-- begin PROVIDED ENTRIES --

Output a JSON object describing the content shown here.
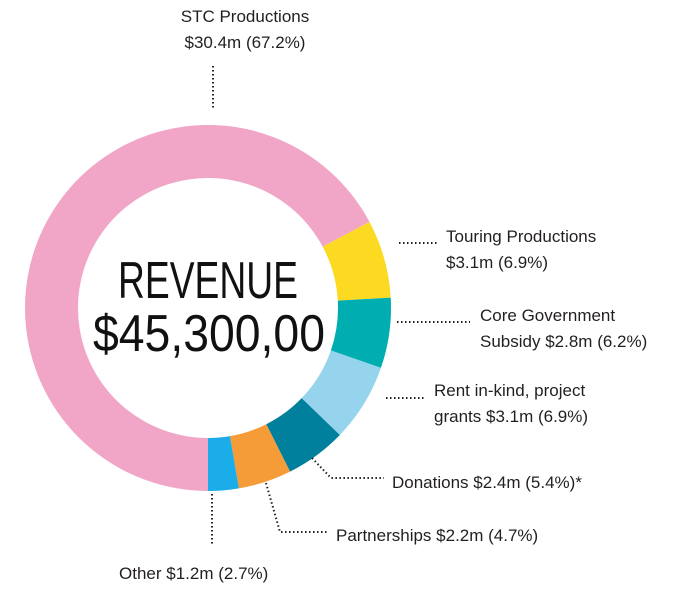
{
  "chart_data": {
    "type": "donut",
    "center_title": "REVENUE",
    "center_value": "$45,300,00",
    "categories": [
      "STC Productions",
      "Touring Productions",
      "Core Government Subsidy",
      "Rent in-kind, project grants",
      "Donations",
      "Partnerships",
      "Other"
    ],
    "values": [
      67.2,
      6.9,
      6.2,
      6.9,
      5.4,
      4.7,
      2.7
    ],
    "value_labels": [
      "$30.4m (67.2%)",
      "$3.1m (6.9%)",
      "$2.8m (6.2%)",
      "$3.1m (6.9%)",
      "$2.4m (5.4%)*",
      "$2.2m (4.7%)",
      "$1.2m (2.7%)"
    ],
    "colors": [
      "#f1a6c7",
      "#fcda22",
      "#00aeb2",
      "#95d4ec",
      "#00809c",
      "#f59b38",
      "#1badea"
    ]
  }
}
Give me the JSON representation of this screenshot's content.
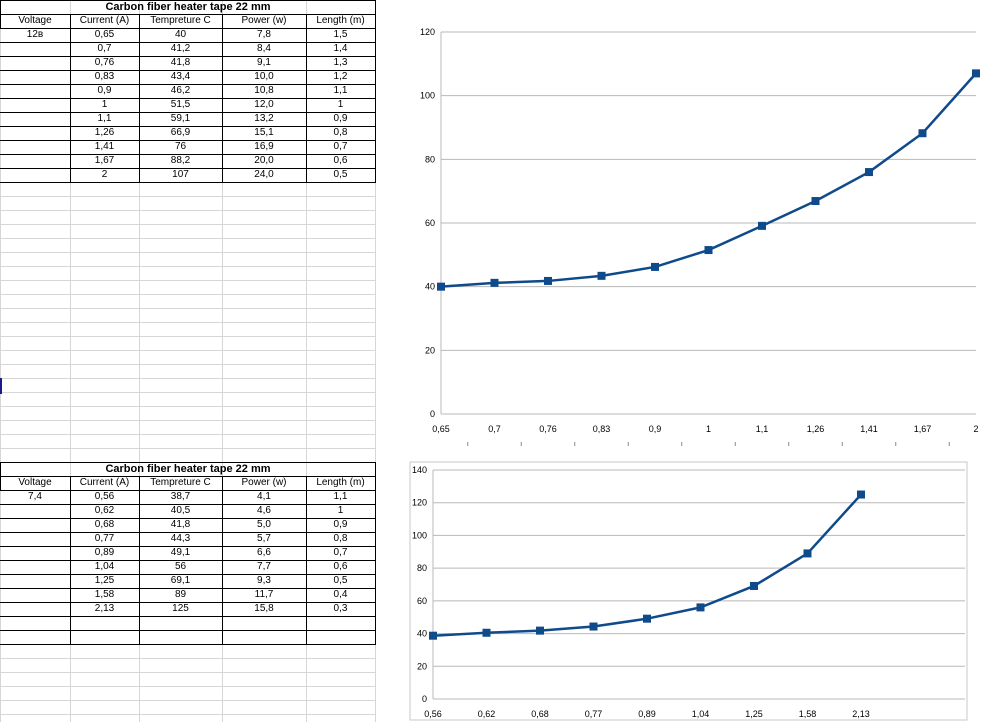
{
  "tables": [
    {
      "title": "Carbon fiber heater tape 22 mm",
      "headers": [
        "Voltage",
        "Current (A)",
        "Tempreture C",
        "Power (w)",
        "Length (m)"
      ],
      "rows": [
        [
          "12в",
          "0,65",
          "40",
          "7,8",
          "1,5"
        ],
        [
          "",
          "0,7",
          "41,2",
          "8,4",
          "1,4"
        ],
        [
          "",
          "0,76",
          "41,8",
          "9,1",
          "1,3"
        ],
        [
          "",
          "0,83",
          "43,4",
          "10,0",
          "1,2"
        ],
        [
          "",
          "0,9",
          "46,2",
          "10,8",
          "1,1"
        ],
        [
          "",
          "1",
          "51,5",
          "12,0",
          "1"
        ],
        [
          "",
          "1,1",
          "59,1",
          "13,2",
          "0,9"
        ],
        [
          "",
          "1,26",
          "66,9",
          "15,1",
          "0,8"
        ],
        [
          "",
          "1,41",
          "76",
          "16,9",
          "0,7"
        ],
        [
          "",
          "1,67",
          "88,2",
          "20,0",
          "0,6"
        ],
        [
          "",
          "2",
          "107",
          "24,0",
          "0,5"
        ]
      ]
    },
    {
      "title": "Carbon fiber heater tape 22  mm",
      "headers": [
        "Voltage",
        "Current (A)",
        "Tempreture C",
        "Power (w)",
        "Length (m)"
      ],
      "rows": [
        [
          "7,4",
          "0,56",
          "38,7",
          "4,1",
          "1,1"
        ],
        [
          "",
          "0,62",
          "40,5",
          "4,6",
          "1"
        ],
        [
          "",
          "0,68",
          "41,8",
          "5,0",
          "0,9"
        ],
        [
          "",
          "0,77",
          "44,3",
          "5,7",
          "0,8"
        ],
        [
          "",
          "0,89",
          "49,1",
          "6,6",
          "0,7"
        ],
        [
          "",
          "1,04",
          "56",
          "7,7",
          "0,6"
        ],
        [
          "",
          "1,25",
          "69,1",
          "9,3",
          "0,5"
        ],
        [
          "",
          "1,58",
          "89",
          "11,7",
          "0,4"
        ],
        [
          "",
          "2,13",
          "125",
          "15,8",
          "0,3"
        ],
        [
          "",
          "",
          "",
          "",
          ""
        ],
        [
          "",
          "",
          "",
          "",
          ""
        ]
      ]
    }
  ],
  "chart_data": [
    {
      "type": "line",
      "categories": [
        "0,65",
        "0,7",
        "0,76",
        "0,83",
        "0,9",
        "1",
        "1,1",
        "1,26",
        "1,41",
        "1,67",
        "2"
      ],
      "series": [
        {
          "values": [
            40,
            41.2,
            41.8,
            43.4,
            46.2,
            51.5,
            59.1,
            66.9,
            76,
            88.2,
            107
          ]
        }
      ],
      "ylim": [
        0,
        120
      ],
      "yticks": [
        0,
        20,
        40,
        60,
        80,
        100,
        120
      ],
      "grid": true,
      "color": "#0f4a8a"
    },
    {
      "type": "line",
      "categories": [
        "0,56",
        "0,62",
        "0,68",
        "0,77",
        "0,89",
        "1,04",
        "1,25",
        "1,58",
        "2,13"
      ],
      "series": [
        {
          "values": [
            38.7,
            40.5,
            41.8,
            44.3,
            49.1,
            56,
            69.1,
            89,
            125
          ]
        }
      ],
      "ylim": [
        0,
        140
      ],
      "yticks": [
        0,
        20,
        40,
        60,
        80,
        100,
        120,
        140
      ],
      "grid": true,
      "color": "#0f4a8a"
    }
  ]
}
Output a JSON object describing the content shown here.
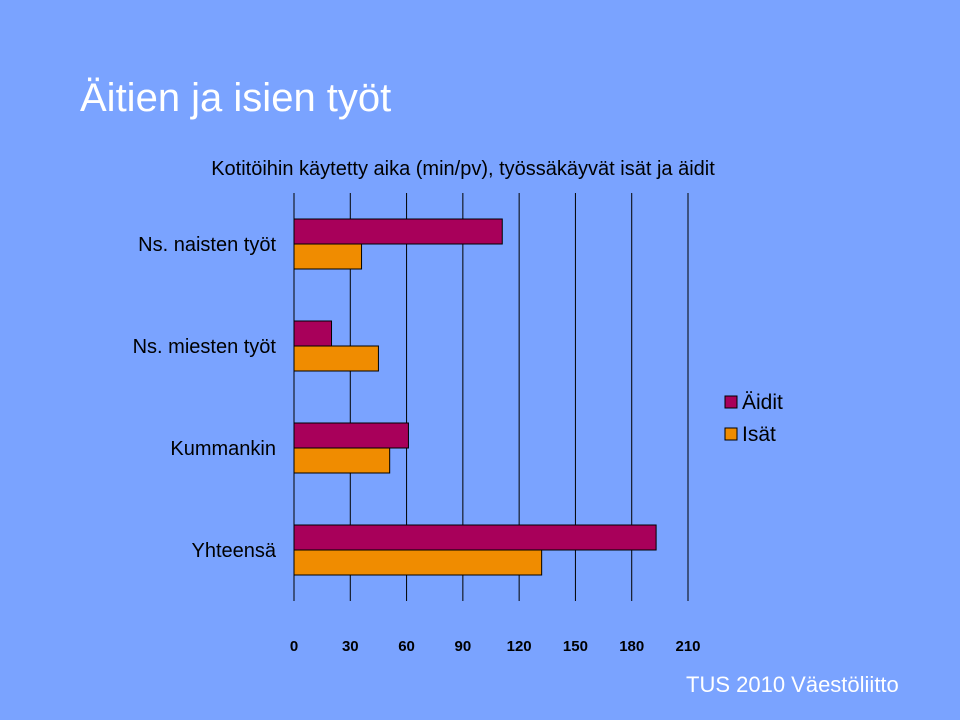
{
  "slide": {
    "title": "Äitien ja isien työt",
    "footer": "TUS 2010 Väestöliitto"
  },
  "colors": {
    "background": "#7aa3ff",
    "mothers": "#a8005a",
    "fathers": "#f08c00",
    "grid": "#000000"
  },
  "chart_data": {
    "type": "bar",
    "orientation": "horizontal",
    "title": "Kotitöihin käytetty aika (min/pv), työssäkäyvät isät ja äidit",
    "categories": [
      "Ns. naisten työt",
      "Ns. miesten työt",
      "Kummankin",
      "Yhteensä"
    ],
    "series": [
      {
        "name": "Äidit",
        "color": "#a8005a",
        "values": [
          111,
          20,
          61,
          193
        ]
      },
      {
        "name": "Isät",
        "color": "#f08c00",
        "values": [
          36,
          45,
          51,
          132
        ]
      }
    ],
    "xticks": [
      "0",
      "30",
      "60",
      "90",
      "120",
      "150",
      "180",
      "210"
    ],
    "xlim": [
      0,
      210
    ],
    "grid": true,
    "legend_position": "right"
  }
}
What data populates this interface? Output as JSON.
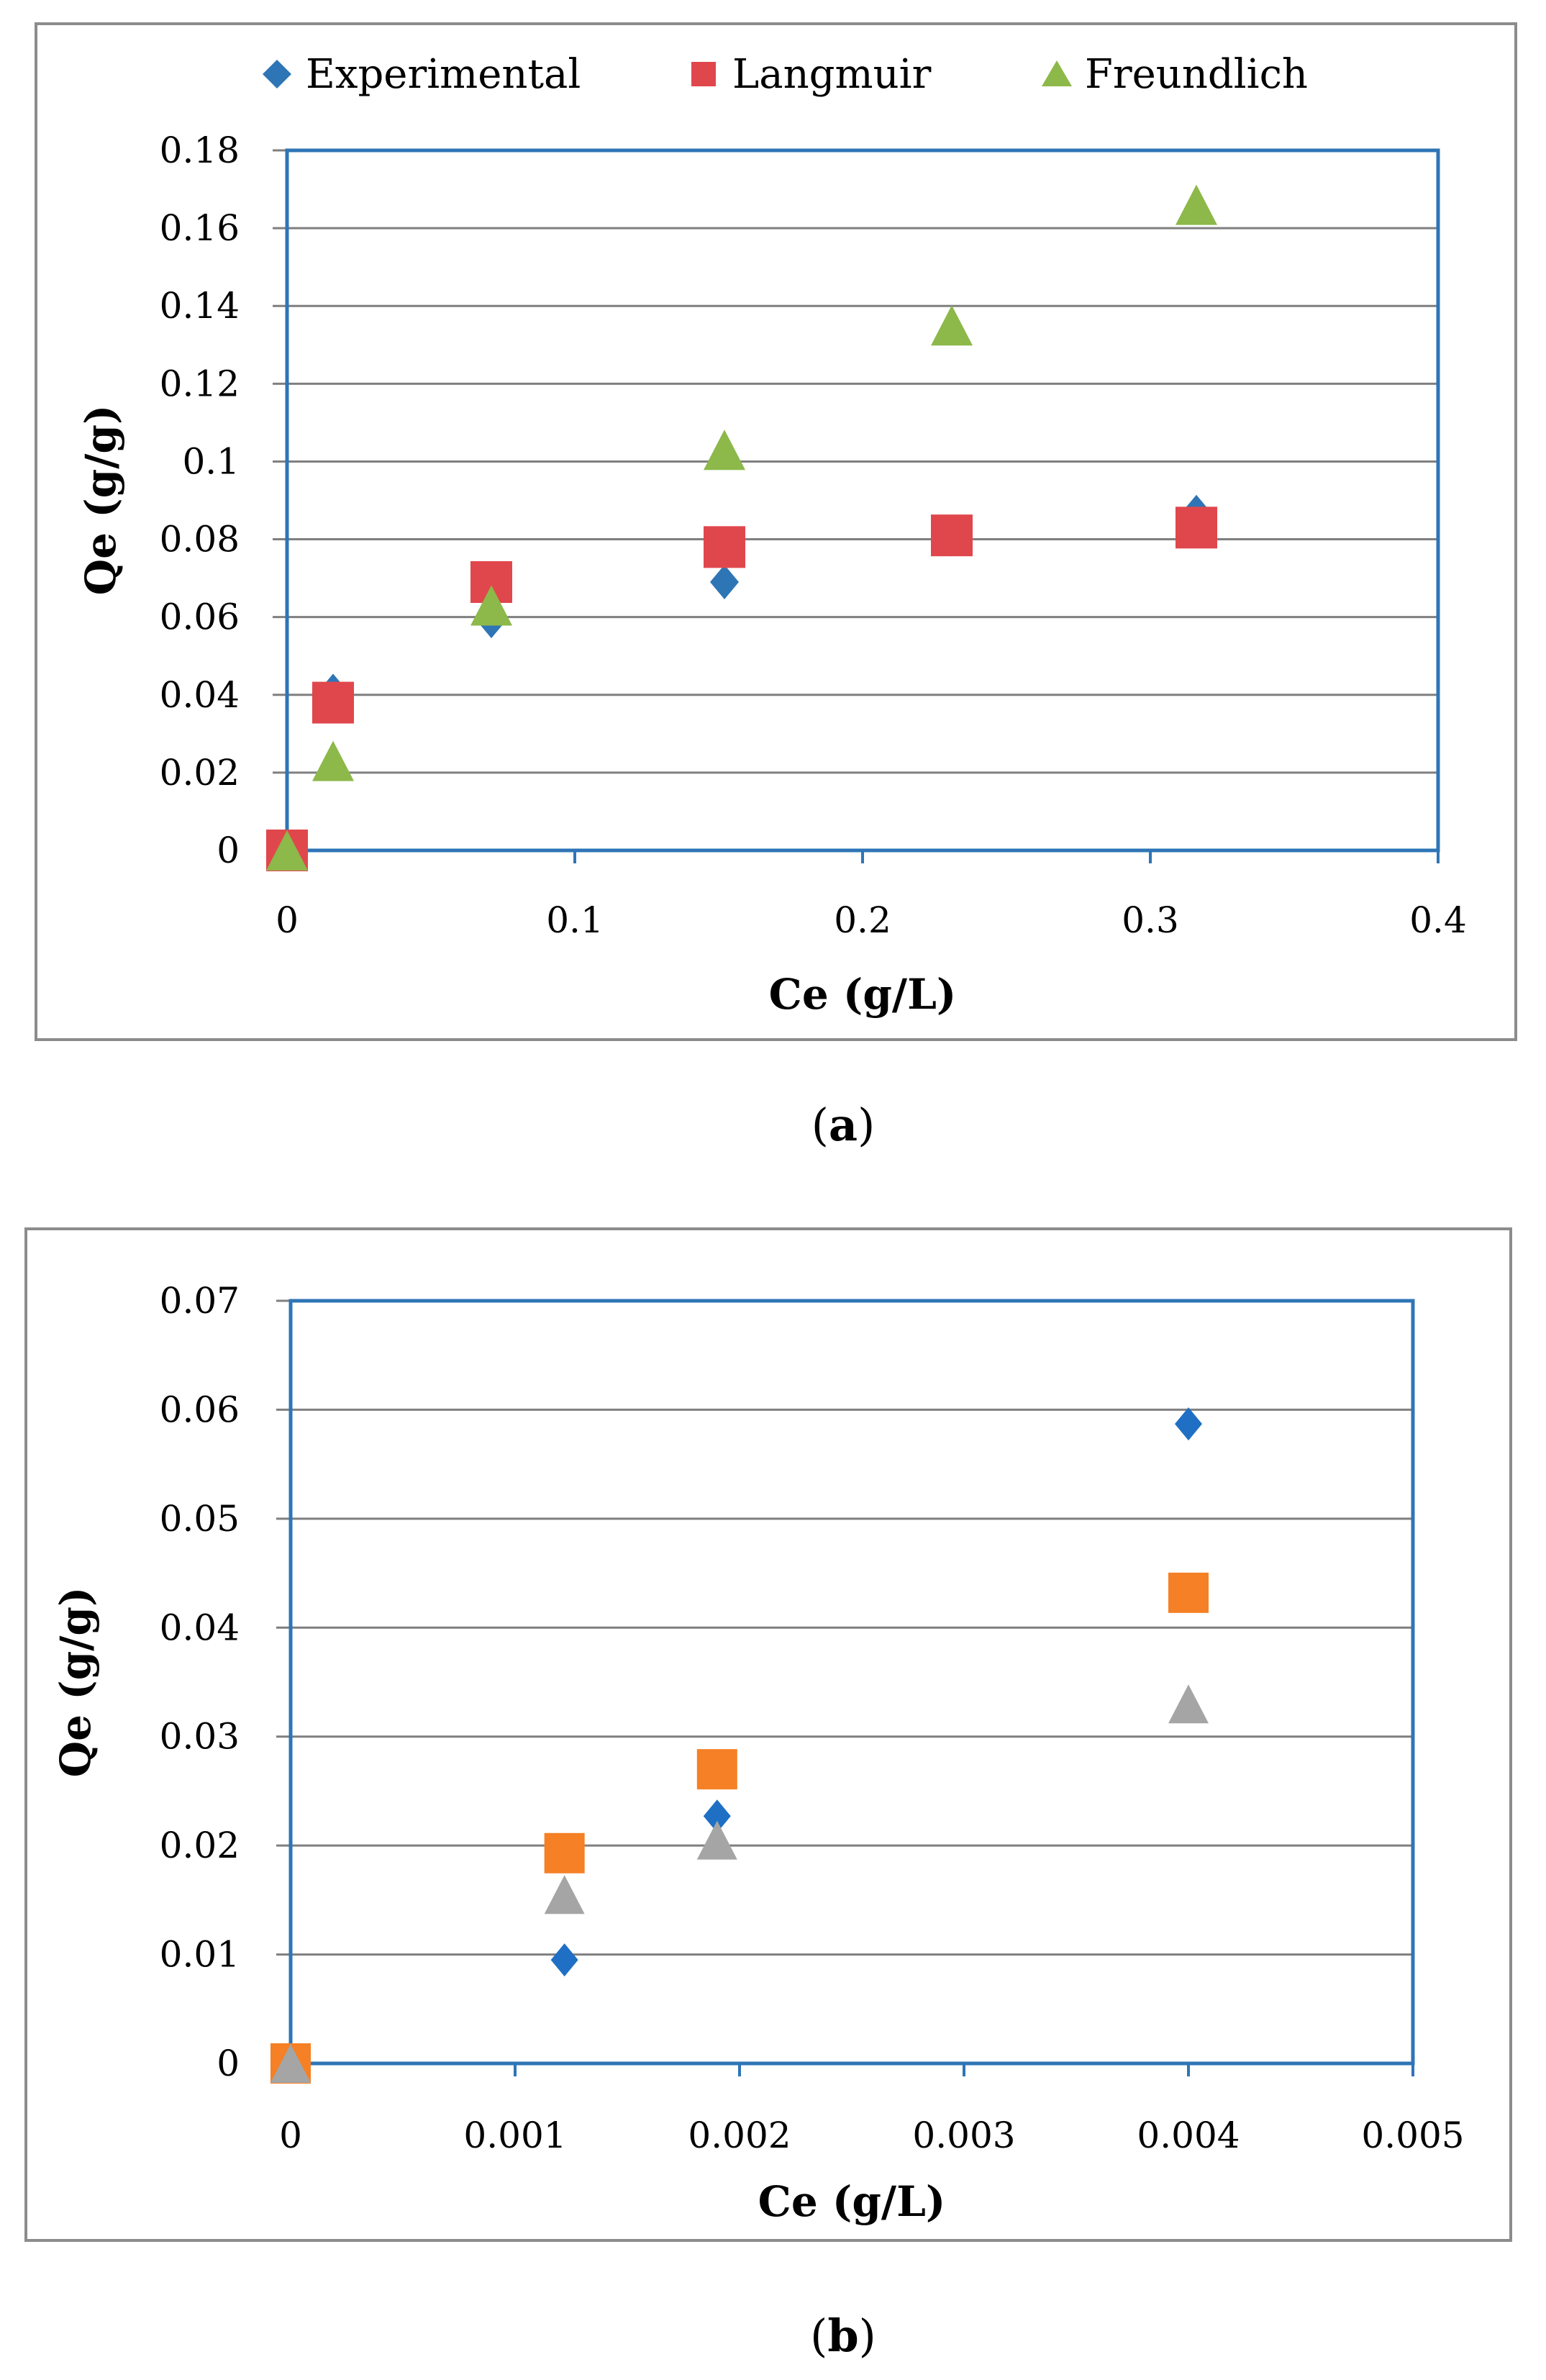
{
  "figure_caption_a_open": "(",
  "figure_caption_a_letter": "a",
  "figure_caption_a_close": ")",
  "figure_caption_b_open": "(",
  "figure_caption_b_letter": "b",
  "figure_caption_b_close": ")",
  "chart_data": [
    {
      "type": "scatter",
      "panel": "a",
      "xlabel": "Ce (g/L)",
      "ylabel": "Qe (g/g)",
      "xlim": [
        0,
        0.4
      ],
      "ylim": [
        0,
        0.18
      ],
      "xticks": [
        "0",
        "0.1",
        "0.2",
        "0.3",
        "0.4"
      ],
      "yticks": [
        "0",
        "0.02",
        "0.04",
        "0.06",
        "0.08",
        "0.1",
        "0.12",
        "0.14",
        "0.16",
        "0.18"
      ],
      "grid": "horizontal",
      "legend_position": "top",
      "series": [
        {
          "name": "Experimental",
          "marker": "diamond",
          "color": "#2E75B6",
          "x": [
            0,
            0.016,
            0.071,
            0.152,
            0.231,
            0.316
          ],
          "y": [
            0,
            0.041,
            0.059,
            0.069,
            0.08,
            0.087
          ]
        },
        {
          "name": "Langmuir",
          "marker": "square",
          "color": "#E0474C",
          "x": [
            0,
            0.016,
            0.071,
            0.152,
            0.231,
            0.316
          ],
          "y": [
            0,
            0.038,
            0.069,
            0.078,
            0.081,
            0.083
          ]
        },
        {
          "name": "Freundlich",
          "marker": "triangle",
          "color": "#8DB84A",
          "x": [
            0,
            0.016,
            0.071,
            0.152,
            0.231,
            0.316
          ],
          "y": [
            0,
            0.023,
            0.063,
            0.103,
            0.135,
            0.166
          ]
        }
      ]
    },
    {
      "type": "scatter",
      "panel": "b",
      "xlabel": "Ce (g/L)",
      "ylabel": "Qe (g/g)",
      "xlim": [
        0,
        0.005
      ],
      "ylim": [
        0,
        0.07
      ],
      "xticks": [
        "0",
        "0.001",
        "0.002",
        "0.003",
        "0.004",
        "0.005"
      ],
      "yticks": [
        "0",
        "0.01",
        "0.02",
        "0.03",
        "0.04",
        "0.05",
        "0.06",
        "0.07"
      ],
      "grid": "horizontal",
      "legend_position": "none",
      "series": [
        {
          "name": "Experimental",
          "marker": "diamond",
          "color": "#1F6FC5",
          "x": [
            0,
            0.00122,
            0.0019,
            0.004
          ],
          "y": [
            0,
            0.0095,
            0.0227,
            0.0587
          ]
        },
        {
          "name": "Langmuir",
          "marker": "square",
          "color": "#F58025",
          "x": [
            0,
            0.00122,
            0.0019,
            0.004
          ],
          "y": [
            0,
            0.0193,
            0.027,
            0.0432
          ]
        },
        {
          "name": "Freundlich",
          "marker": "triangle",
          "color": "#A5A5A5",
          "x": [
            0,
            0.00122,
            0.0019,
            0.004
          ],
          "y": [
            0,
            0.0155,
            0.0205,
            0.033
          ]
        }
      ]
    }
  ]
}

-- end PROVIDED ENTRIES --

### TASK TO COMPLETE
Each line containing "heater" counts once; state the total number of such lines and nothing else.

### IN RESPONSE
2